• **Excerpted data**:
.....

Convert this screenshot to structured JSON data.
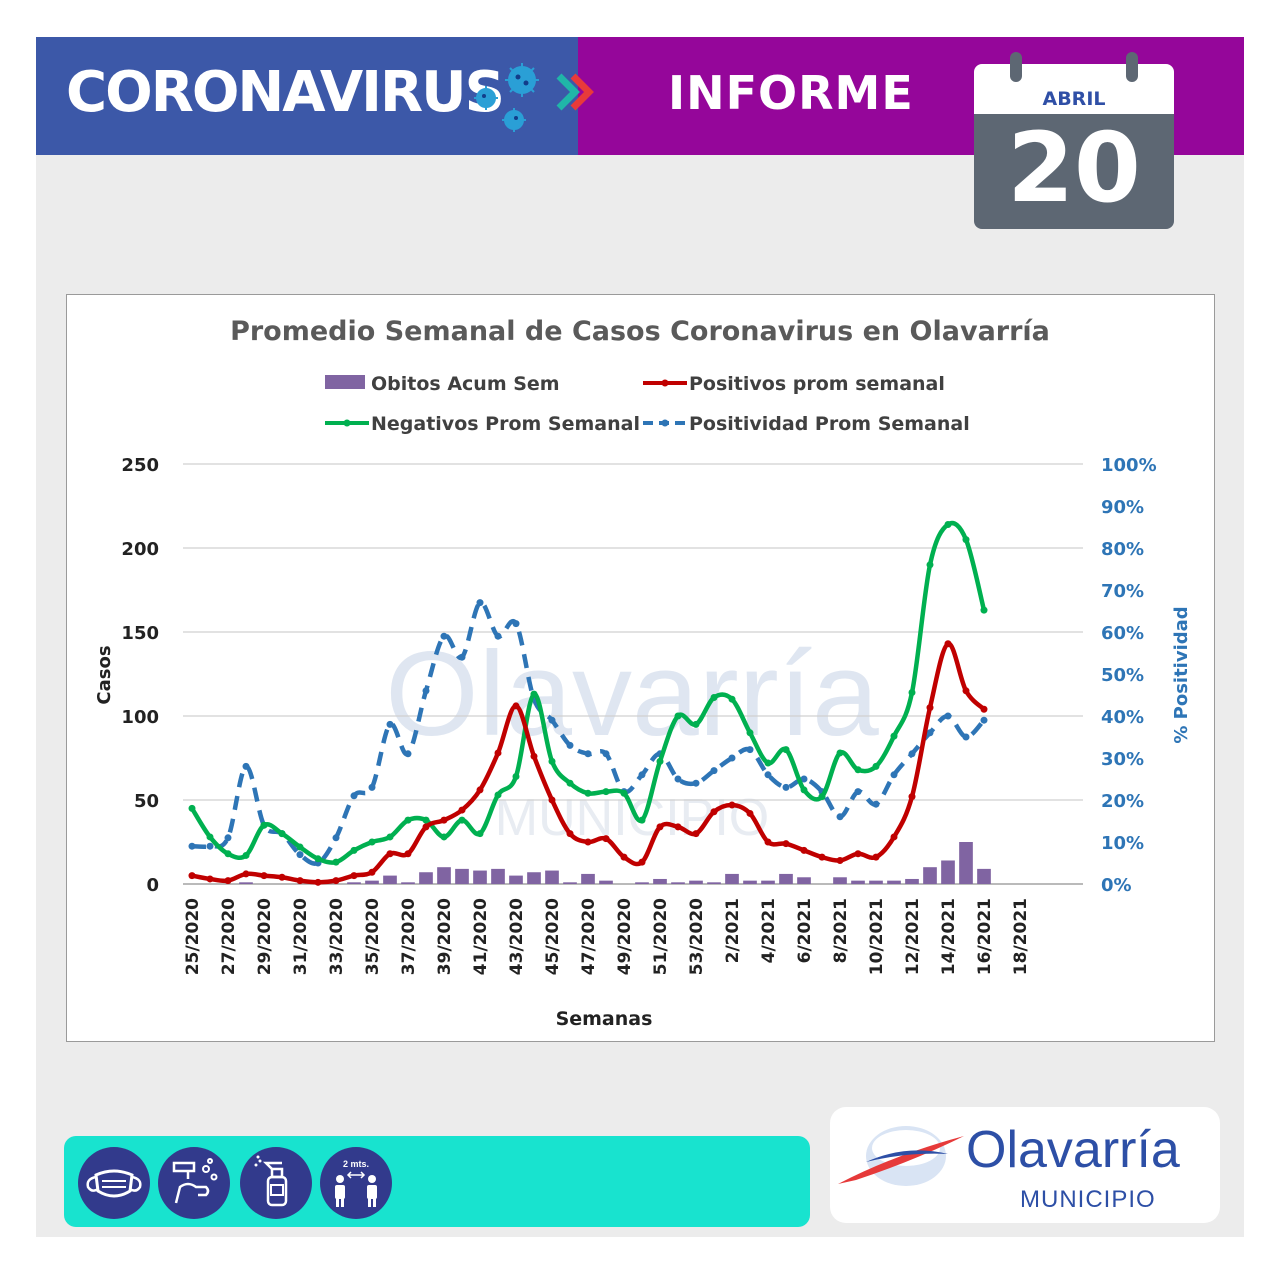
{
  "header": {
    "title_left": "CORONAVIRUS",
    "title_right": "INFORME",
    "left_color": "#3c58a8",
    "right_color": "#95069a"
  },
  "calendar": {
    "month": "ABRIL",
    "day": "20"
  },
  "logo": {
    "name": "Olavarría",
    "subtitle": "MUNICIPIO"
  },
  "watermark": {
    "name": "Olavarría",
    "subtitle": "MUNICIPIO"
  },
  "prevention_icons": [
    "mask-icon",
    "handwash-icon",
    "sanitizer-icon",
    "distance-icon"
  ],
  "distance_label": "2 mts.",
  "chart_data": {
    "type": "line",
    "title": "Promedio Semanal de Casos Coronavirus en Olavarría",
    "xlabel": "Semanas",
    "ylabel": "Casos",
    "y2label": "% Positividad",
    "ylim": [
      0,
      250
    ],
    "y2lim": [
      0,
      100
    ],
    "yticks": [
      "0",
      "50",
      "100",
      "150",
      "200",
      "250"
    ],
    "y2ticks": [
      "0%",
      "10%",
      "20%",
      "30%",
      "40%",
      "50%",
      "60%",
      "70%",
      "80%",
      "90%",
      "100%"
    ],
    "x_tick_labels": [
      "25/2020",
      "27/2020",
      "29/2020",
      "31/2020",
      "33/2020",
      "35/2020",
      "37/2020",
      "39/2020",
      "41/2020",
      "43/2020",
      "45/2020",
      "47/2020",
      "49/2020",
      "51/2020",
      "53/2020",
      "2/2021",
      "4/2021",
      "6/2021",
      "8/2021",
      "10/2021",
      "12/2021",
      "14/2021",
      "16/2021",
      "18/2021"
    ],
    "categories": [
      "25/2020",
      "26/2020",
      "27/2020",
      "28/2020",
      "29/2020",
      "30/2020",
      "31/2020",
      "32/2020",
      "33/2020",
      "34/2020",
      "35/2020",
      "36/2020",
      "37/2020",
      "38/2020",
      "39/2020",
      "40/2020",
      "41/2020",
      "42/2020",
      "43/2020",
      "44/2020",
      "45/2020",
      "46/2020",
      "47/2020",
      "48/2020",
      "49/2020",
      "50/2020",
      "51/2020",
      "52/2020",
      "53/2020",
      "1/2021",
      "2/2021",
      "3/2021",
      "4/2021",
      "5/2021",
      "6/2021",
      "7/2021",
      "8/2021",
      "9/2021",
      "10/2021",
      "11/2021",
      "12/2021",
      "13/2021",
      "14/2021",
      "15/2021",
      "16/2021"
    ],
    "legend": "top",
    "grid": true,
    "series": [
      {
        "name": "Obitos Acum Sem",
        "kind": "bar",
        "axis": "left",
        "color": "#8064a2",
        "values": [
          0,
          0,
          0,
          1,
          0,
          0,
          0,
          0,
          0,
          1,
          2,
          5,
          1,
          7,
          10,
          9,
          8,
          9,
          5,
          7,
          8,
          1,
          6,
          2,
          0,
          1,
          3,
          1,
          2,
          1,
          6,
          2,
          2,
          6,
          4,
          0,
          4,
          2,
          2,
          2,
          3,
          10,
          14,
          25,
          9
        ]
      },
      {
        "name": "Positivos prom semanal",
        "kind": "line",
        "axis": "left",
        "color": "#c00000",
        "values": [
          5,
          3,
          2,
          6,
          5,
          4,
          2,
          1,
          2,
          5,
          7,
          18,
          18,
          34,
          38,
          44,
          56,
          78,
          106,
          76,
          50,
          30,
          25,
          27,
          16,
          13,
          34,
          34,
          30,
          43,
          47,
          42,
          25,
          24,
          20,
          16,
          14,
          18,
          16,
          28,
          52,
          105,
          143,
          115,
          104
        ]
      },
      {
        "name": "Negativos Prom Semanal",
        "kind": "line",
        "axis": "left",
        "color": "#00b050",
        "values": [
          45,
          28,
          18,
          17,
          35,
          30,
          22,
          15,
          13,
          20,
          25,
          28,
          38,
          38,
          28,
          38,
          30,
          53,
          64,
          113,
          73,
          60,
          54,
          55,
          54,
          38,
          73,
          100,
          95,
          111,
          110,
          90,
          72,
          80,
          56,
          52,
          78,
          68,
          70,
          88,
          114,
          190,
          214,
          205,
          163
        ]
      },
      {
        "name": "Positividad Prom Semanal",
        "kind": "line-dashed",
        "axis": "right",
        "color": "#2e75b6",
        "values": [
          9,
          9,
          11,
          28,
          14,
          12,
          7,
          5,
          11,
          21,
          23,
          38,
          31,
          46,
          59,
          54,
          67,
          59,
          62,
          44,
          39,
          33,
          31,
          31,
          22,
          26,
          31,
          25,
          24,
          27,
          30,
          32,
          26,
          23,
          25,
          22,
          16,
          22,
          19,
          26,
          31,
          36,
          40,
          35,
          39
        ]
      }
    ]
  }
}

.....

• **Task to carry out**: Find every line with "Positividad" in the listing and state how many there are, nothing else.

• **Answer area**: 2